Dataset records
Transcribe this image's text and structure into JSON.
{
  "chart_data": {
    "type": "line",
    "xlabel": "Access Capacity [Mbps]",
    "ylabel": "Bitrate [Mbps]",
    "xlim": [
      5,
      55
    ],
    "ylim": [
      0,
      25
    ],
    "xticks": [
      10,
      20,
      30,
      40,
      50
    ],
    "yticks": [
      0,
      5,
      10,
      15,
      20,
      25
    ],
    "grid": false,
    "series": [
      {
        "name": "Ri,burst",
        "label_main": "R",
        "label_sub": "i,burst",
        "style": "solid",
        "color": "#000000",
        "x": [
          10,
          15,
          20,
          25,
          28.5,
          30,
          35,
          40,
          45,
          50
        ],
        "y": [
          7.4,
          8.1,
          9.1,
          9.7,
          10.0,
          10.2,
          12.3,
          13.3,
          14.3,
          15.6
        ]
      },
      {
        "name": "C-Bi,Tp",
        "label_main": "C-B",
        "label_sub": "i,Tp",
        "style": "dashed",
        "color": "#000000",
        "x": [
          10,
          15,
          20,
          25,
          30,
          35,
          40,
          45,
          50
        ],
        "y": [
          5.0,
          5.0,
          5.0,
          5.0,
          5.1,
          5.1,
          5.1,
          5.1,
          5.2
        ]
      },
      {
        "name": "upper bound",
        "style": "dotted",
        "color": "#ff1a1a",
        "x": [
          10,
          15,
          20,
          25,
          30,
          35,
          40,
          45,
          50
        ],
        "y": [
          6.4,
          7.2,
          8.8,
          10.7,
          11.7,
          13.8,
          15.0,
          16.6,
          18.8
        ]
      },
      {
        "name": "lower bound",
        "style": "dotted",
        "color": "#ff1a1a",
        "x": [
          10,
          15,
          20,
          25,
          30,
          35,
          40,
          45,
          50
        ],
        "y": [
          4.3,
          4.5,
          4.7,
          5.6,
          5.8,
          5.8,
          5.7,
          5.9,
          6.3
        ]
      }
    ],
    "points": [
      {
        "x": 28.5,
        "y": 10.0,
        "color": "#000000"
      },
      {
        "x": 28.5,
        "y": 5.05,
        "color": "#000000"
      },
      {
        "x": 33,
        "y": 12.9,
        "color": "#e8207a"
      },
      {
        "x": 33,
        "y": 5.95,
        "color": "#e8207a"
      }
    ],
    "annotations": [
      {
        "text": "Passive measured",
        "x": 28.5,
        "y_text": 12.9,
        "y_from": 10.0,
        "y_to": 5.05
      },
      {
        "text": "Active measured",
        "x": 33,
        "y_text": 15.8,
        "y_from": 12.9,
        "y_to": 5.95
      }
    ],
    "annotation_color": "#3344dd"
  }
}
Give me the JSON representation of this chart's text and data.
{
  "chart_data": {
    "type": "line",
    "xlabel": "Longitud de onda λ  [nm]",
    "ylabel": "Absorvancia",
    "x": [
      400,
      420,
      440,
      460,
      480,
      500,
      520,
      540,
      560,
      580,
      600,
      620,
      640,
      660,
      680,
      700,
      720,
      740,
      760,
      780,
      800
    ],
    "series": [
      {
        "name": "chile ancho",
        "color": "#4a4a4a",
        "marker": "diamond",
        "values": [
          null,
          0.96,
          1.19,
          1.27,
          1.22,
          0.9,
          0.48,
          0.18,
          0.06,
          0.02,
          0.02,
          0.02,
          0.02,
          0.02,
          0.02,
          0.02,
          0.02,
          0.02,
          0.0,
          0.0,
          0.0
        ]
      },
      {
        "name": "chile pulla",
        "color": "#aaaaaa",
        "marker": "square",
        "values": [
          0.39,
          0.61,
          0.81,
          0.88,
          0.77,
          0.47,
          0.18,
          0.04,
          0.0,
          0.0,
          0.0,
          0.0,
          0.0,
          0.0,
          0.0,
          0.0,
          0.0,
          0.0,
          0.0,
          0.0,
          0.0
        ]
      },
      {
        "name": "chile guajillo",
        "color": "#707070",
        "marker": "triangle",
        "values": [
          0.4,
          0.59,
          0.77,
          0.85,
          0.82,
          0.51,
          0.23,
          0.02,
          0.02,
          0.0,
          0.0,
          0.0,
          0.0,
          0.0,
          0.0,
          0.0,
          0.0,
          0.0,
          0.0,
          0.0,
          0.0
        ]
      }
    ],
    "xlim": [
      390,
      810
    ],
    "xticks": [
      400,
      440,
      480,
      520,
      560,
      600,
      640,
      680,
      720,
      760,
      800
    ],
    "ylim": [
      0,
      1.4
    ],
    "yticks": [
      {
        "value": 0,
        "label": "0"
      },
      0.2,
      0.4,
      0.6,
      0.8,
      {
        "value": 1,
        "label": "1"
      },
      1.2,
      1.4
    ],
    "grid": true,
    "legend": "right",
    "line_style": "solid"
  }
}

● **Exercise objective**
Print the entries exactly. Include every one.

● **Finished task**
Transcribe this image's text and structure into JSON.
{
  "chart_data": {
    "type": "line",
    "xlabel": "Access Capacity [Mbps]",
    "ylabel": "Bitrate [Mbps]",
    "xlim": [
      5,
      55
    ],
    "ylim": [
      0,
      25
    ],
    "xticks": [
      10,
      20,
      30,
      40,
      50
    ],
    "yticks": [
      0,
      5,
      10,
      15,
      20,
      25
    ],
    "grid": false,
    "series": [
      {
        "name": "Ri,burst",
        "label_main": "R",
        "label_sub": "i,burst",
        "style": "solid",
        "color": "#000000",
        "x": [
          10,
          15,
          20,
          25,
          28.5,
          30,
          35,
          40,
          45,
          50
        ],
        "y": [
          7.4,
          8.1,
          9.1,
          9.7,
          10.0,
          10.2,
          12.3,
          13.3,
          14.3,
          15.6
        ]
      },
      {
        "name": "C-Bi,Tp",
        "label_main": "C-B",
        "label_sub": "i,Tp",
        "style": "dashed",
        "color": "#000000",
        "x": [
          10,
          15,
          20,
          25,
          30,
          35,
          40,
          45,
          50
        ],
        "y": [
          5.0,
          5.0,
          5.0,
          5.0,
          5.1,
          5.1,
          5.1,
          5.1,
          5.2
        ]
      },
      {
        "name": "upper bound",
        "style": "dotted",
        "color": "#ff1a1a",
        "x": [
          10,
          15,
          20,
          25,
          30,
          35,
          40,
          45,
          50
        ],
        "y": [
          6.4,
          7.2,
          8.8,
          10.7,
          11.7,
          13.8,
          15.0,
          16.6,
          18.8
        ]
      },
      {
        "name": "lower bound",
        "style": "dotted",
        "color": "#ff1a1a",
        "x": [
          10,
          15,
          20,
          25,
          30,
          35,
          40,
          45,
          50
        ],
        "y": [
          4.3,
          4.5,
          4.7,
          5.6,
          5.8,
          5.8,
          5.7,
          5.9,
          6.3
        ]
      }
    ],
    "points": [
      {
        "x": 28.5,
        "y": 10.0,
        "color": "#000000"
      },
      {
        "x": 28.5,
        "y": 5.05,
        "color": "#000000"
      },
      {
        "x": 33,
        "y": 12.9,
        "color": "#e8207a"
      },
      {
        "x": 33,
        "y": 5.95,
        "color": "#e8207a"
      }
    ],
    "annotations": [
      {
        "text": "Passive measured",
        "x": 28.5,
        "y_text": 12.9,
        "y_from": 10.0,
        "y_to": 5.05
      },
      {
        "text": "Active measured",
        "x": 33,
        "y_text": 15.8,
        "y_from": 12.9,
        "y_to": 5.95
      }
    ],
    "annotation_color": "#3344dd"
  }
}
Give me the JSON representation of this chart's text and data.
{
  "chart_data": {
    "type": "line",
    "xlabel": "Longitud de onda λ  [nm]",
    "ylabel": "Absorvancia",
    "x": [
      400,
      420,
      440,
      460,
      480,
      500,
      520,
      540,
      560,
      580,
      600,
      620,
      640,
      660,
      680,
      700,
      720,
      740,
      760,
      780,
      800
    ],
    "series": [
      {
        "name": "chile ancho",
        "color": "#4a4a4a",
        "marker": "diamond",
        "values": [
          null,
          0.96,
          1.19,
          1.27,
          1.22,
          0.9,
          0.48,
          0.18,
          0.06,
          0.02,
          0.02,
          0.02,
          0.02,
          0.02,
          0.02,
          0.02,
          0.02,
          0.02,
          0.0,
          0.0,
          0.0
        ]
      },
      {
        "name": "chile pulla",
        "color": "#aaaaaa",
        "marker": "square",
        "values": [
          0.39,
          0.61,
          0.81,
          0.88,
          0.77,
          0.47,
          0.18,
          0.04,
          0.0,
          0.0,
          0.0,
          0.0,
          0.0,
          0.0,
          0.0,
          0.0,
          0.0,
          0.0,
          0.0,
          0.0,
          0.0
        ]
      },
      {
        "name": "chile guajillo",
        "color": "#707070",
        "marker": "triangle",
        "values": [
          0.4,
          0.59,
          0.77,
          0.85,
          0.82,
          0.51,
          0.23,
          0.02,
          0.02,
          0.0,
          0.0,
          0.0,
          0.0,
          0.0,
          0.0,
          0.0,
          0.0,
          0.0,
          0.0,
          0.0,
          0.0
        ]
      }
    ],
    "xlim": [
      390,
      810
    ],
    "xticks": [
      400,
      440,
      480,
      520,
      560,
      600,
      640,
      680,
      720,
      760,
      800
    ],
    "ylim": [
      0,
      1.4
    ],
    "yticks": [
      {
        "value": 0,
        "label": "0"
      },
      0.2,
      0.4,
      0.6,
      0.8,
      {
        "value": 1,
        "label": "1"
      },
      1.2,
      1.4
    ],
    "grid": true,
    "legend": "right",
    "line_style": "solid"
  }
}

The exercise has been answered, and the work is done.